Express every line of the records below as a Markdown table with two columns, Row and Line, numbering the rows in order. Skip blank lines and leave the pictures out.

— START Listing —

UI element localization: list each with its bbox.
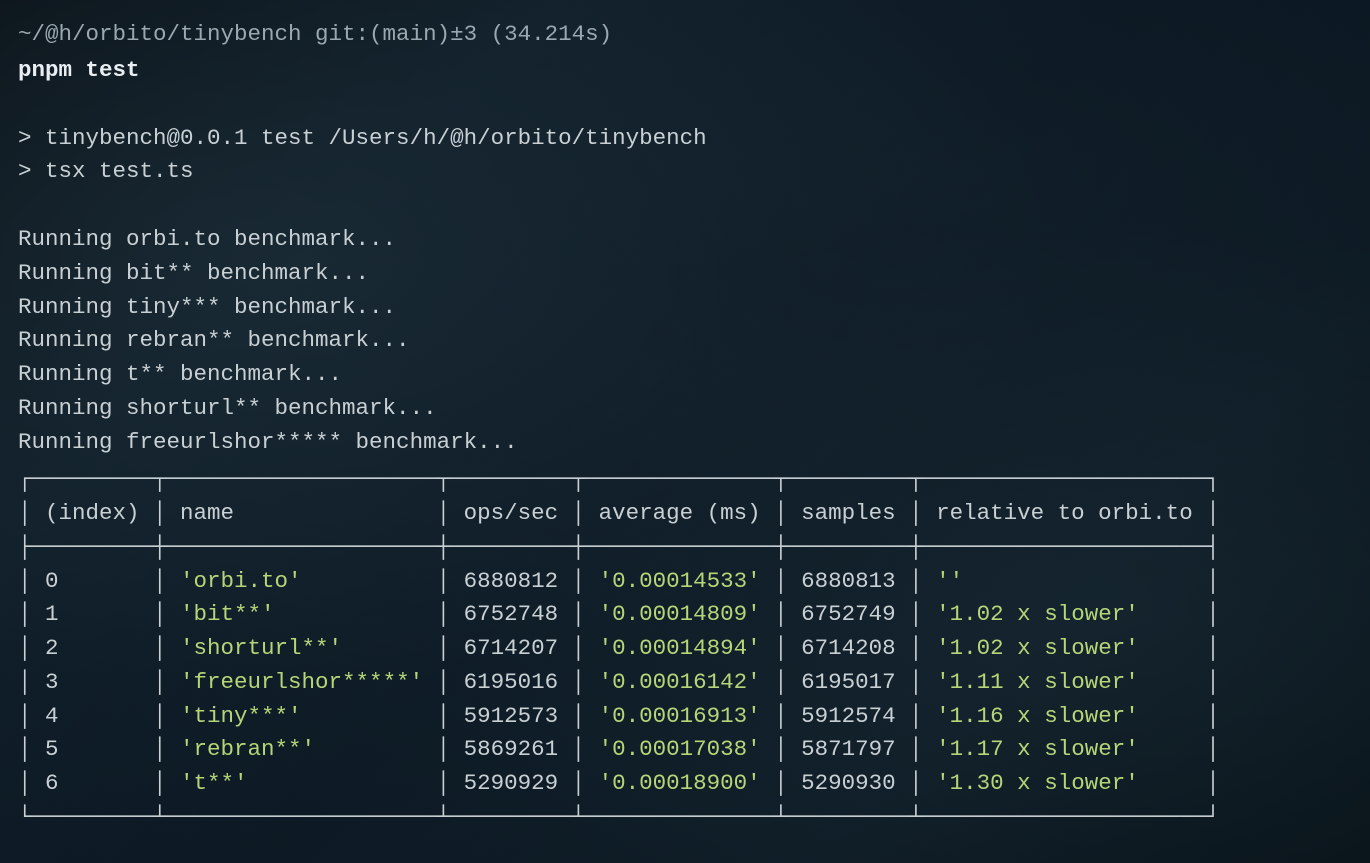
table-cell-relative: '1.11 x slower' <box>936 669 1193 695</box>
shell-command[interactable]: pnpm test <box>18 54 1352 88</box>
script-output: > tinybench@0.0.1 test /Users/h/@h/orbit… <box>18 122 1352 190</box>
table-cell-name: 'tiny***' <box>180 703 423 729</box>
blank-line <box>18 189 1352 223</box>
table-cell-relative: '1.02 x slower' <box>936 635 1193 661</box>
running-line: Running freeurlshor***** benchmark... <box>18 426 1352 460</box>
table-cell-average: '0.00014809' <box>599 601 761 627</box>
table-cell-average: '0.00014533' <box>599 568 761 594</box>
table-cell-name: 'shorturl**' <box>180 635 423 661</box>
running-line: Running shorturl** benchmark... <box>18 392 1352 426</box>
table-cell-relative: '1.16 x slower' <box>936 703 1193 729</box>
table-row: │ 6 │ 't**' │ 5290929 │ '0.00018900' │ 5… <box>18 767 1352 801</box>
table-header-row: │ (index) │ name │ ops/sec │ average (ms… <box>18 497 1352 531</box>
table-cell-name: 'freeurlshor*****' <box>180 669 423 695</box>
table-cell-relative: '1.30 x slower' <box>936 770 1193 796</box>
table-border-bottom: └─────────┴────────────────────┴────────… <box>18 801 1352 835</box>
running-line: Running tiny*** benchmark... <box>18 291 1352 325</box>
running-line: Running t** benchmark... <box>18 358 1352 392</box>
running-line: Running rebran** benchmark... <box>18 324 1352 358</box>
running-line: Running orbi.to benchmark... <box>18 223 1352 257</box>
table-cell-average: '0.00017038' <box>599 736 761 762</box>
table-cell-relative: '1.02 x slower' <box>936 601 1193 627</box>
table-cell-name: 't**' <box>180 770 423 796</box>
table-separator: ├─────────┼────────────────────┼────────… <box>18 531 1352 565</box>
table-row: │ 0 │ 'orbi.to' │ 6880812 │ '0.00014533'… <box>18 565 1352 599</box>
table-cell-relative: '' <box>936 568 1193 594</box>
benchmark-table: ┌─────────┬────────────────────┬────────… <box>18 463 1352 834</box>
table-cell-average: '0.00016913' <box>599 703 761 729</box>
npm-script-line: > tsx test.ts <box>18 155 1352 189</box>
table-row: │ 3 │ 'freeurlshor*****' │ 6195016 │ '0.… <box>18 666 1352 700</box>
shell-prompt: ~/@h/orbito/tinybench git:(main)±3 (34.2… <box>18 18 1352 52</box>
table-cell-average: '0.00016142' <box>599 669 761 695</box>
table-cell-name: 'bit**' <box>180 601 423 627</box>
table-row: │ 4 │ 'tiny***' │ 5912573 │ '0.00016913'… <box>18 700 1352 734</box>
table-row: │ 5 │ 'rebran**' │ 5869261 │ '0.00017038… <box>18 733 1352 767</box>
running-line: Running bit** benchmark... <box>18 257 1352 291</box>
table-row: │ 2 │ 'shorturl**' │ 6714207 │ '0.000148… <box>18 632 1352 666</box>
table-cell-average: '0.00018900' <box>599 770 761 796</box>
table-cell-relative: '1.17 x slower' <box>936 736 1193 762</box>
npm-script-line: > tinybench@0.0.1 test /Users/h/@h/orbit… <box>18 122 1352 156</box>
table-cell-name: 'orbi.to' <box>180 568 423 594</box>
benchmark-running-output: Running orbi.to benchmark... Running bit… <box>18 223 1352 459</box>
table-border-top: ┌─────────┬────────────────────┬────────… <box>18 463 1352 497</box>
table-cell-average: '0.00014894' <box>599 635 761 661</box>
table-cell-name: 'rebran**' <box>180 736 423 762</box>
table-row: │ 1 │ 'bit**' │ 6752748 │ '0.00014809' │… <box>18 598 1352 632</box>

— END Listing —

**Full answer:**
| Row | Line |
|---|---|
| 1 | UI element localization: list each with its bbox. |
| 2 | table-cell-relative: '1.11 x slower' <box>936 669 1193 695</box> |
| 3 | shell-command[interactable]: pnpm test <box>18 54 1352 88</box> |
| 4 | script-output: > tinybench@0.0.1 test /Users/h/@h/orbit… <box>18 122 1352 190</box> |
| 5 | table-cell-name: 'tiny***' <box>180 703 423 729</box> |
| 6 | blank-line <box>18 189 1352 223</box> |
| 7 | table-cell-relative: '1.02 x slower' <box>936 635 1193 661</box> |
| 8 | running-line: Running freeurlshor***** benchmark... <box>18 426 1352 460</box> |
| 9 | table-cell-average: '0.00014809' <box>599 601 761 627</box> |
| 10 | table-cell-average: '0.00014533' <box>599 568 761 594</box> |
| 11 | table-cell-name: 'shorturl**' <box>180 635 423 661</box> |
| 12 | running-line: Running shorturl** benchmark... <box>18 392 1352 426</box> |
| 13 | table-cell-relative: '1.16 x slower' <box>936 703 1193 729</box> |
| 14 | table-row: │ 6 │ 't**' │ 5290929 │ '0.00018900' │ 5… <box>18 767 1352 801</box> |
| 15 | table-header-row: │ (index) │ name │ ops/sec │ average (ms… <box>18 497 1352 531</box> |
| 16 | table-cell-name: 'freeurlshor*****' <box>180 669 423 695</box> |
| 17 | table-cell-relative: '1.30 x slower' <box>936 770 1193 796</box> |
| 18 | table-border-bottom: └─────────┴────────────────────┴────────… <box>18 801 1352 835</box> |
| 19 | running-line: Running tiny*** benchmark... <box>18 291 1352 325</box> |
| 20 | running-line: Running t** benchmark... <box>18 358 1352 392</box> |
| 21 | running-line: Running rebran** benchmark... <box>18 324 1352 358</box> |
| 22 | running-line: Running orbi.to benchmark... <box>18 223 1352 257</box> |
| 23 | table-cell-average: '0.00017038' <box>599 736 761 762</box> |
| 24 | table-cell-relative: '1.02 x slower' <box>936 601 1193 627</box> |
| 25 | table-cell-name: 't**' <box>180 770 423 796</box> |
| 26 | table-separator: ├─────────┼────────────────────┼────────… <box>18 531 1352 565</box> |
| 27 | table-row: │ 0 │ 'orbi.to' │ 6880812 │ '0.00014533'… <box>18 565 1352 599</box> |
| 28 | table-cell-relative: '' <box>936 568 1193 594</box> |
| 29 | benchmark-table: ┌─────────┬────────────────────┬────────… <box>18 463 1352 834</box> |
| 30 | table-cell-average: '0.00016913' <box>599 703 761 729</box> |
| 31 | npm-script-line: > tsx test.ts <box>18 155 1352 189</box> |
| 32 | table-row: │ 3 │ 'freeurlshor*****' │ 6195016 │ '0.… <box>18 666 1352 700</box> |
| 33 | shell-prompt: ~/@h/orbito/tinybench git:(main)±3 (34.2… <box>18 18 1352 52</box> |
| 34 | table-cell-average: '0.00016142' <box>599 669 761 695</box> |
| 35 | table-cell-name: 'bit**' <box>180 601 423 627</box> |
| 36 | table-row: │ 4 │ 'tiny***' │ 5912573 │ '0.00016913'… <box>18 700 1352 734</box> |
| 37 | table-row: │ 5 │ 'rebran**' │ 5869261 │ '0.00017038… <box>18 733 1352 767</box> |
| 38 | running-line: Running bit** benchmark... <box>18 257 1352 291</box> |
| 39 | table-row: │ 2 │ 'shorturl**' │ 6714207 │ '0.000148… <box>18 632 1352 666</box> |
| 40 | table-cell-average: '0.00018900' <box>599 770 761 796</box> |
| 41 | table-cell-relative: '1.17 x slower' <box>936 736 1193 762</box> |
| 42 | npm-script-line: > tinybench@0.0.1 test /Users/h/@h/orbit… <box>18 122 1352 156</box> |
| 43 | table-cell-name: 'orbi.to' <box>180 568 423 594</box> |
| 44 | benchmark-running-output: Running orbi.to benchmark... Running bit… <box>18 223 1352 459</box> |
| 45 | table-border-top: ┌─────────┬────────────────────┬────────… <box>18 463 1352 497</box> |
| 46 | table-cell-average: '0.00014894' <box>599 635 761 661</box> |
| 47 | table-cell-name: 'rebran**' <box>180 736 423 762</box> |
| 48 | table-row: │ 1 │ 'bit**' │ 6752748 │ '0.00014809' │… <box>18 598 1352 632</box> |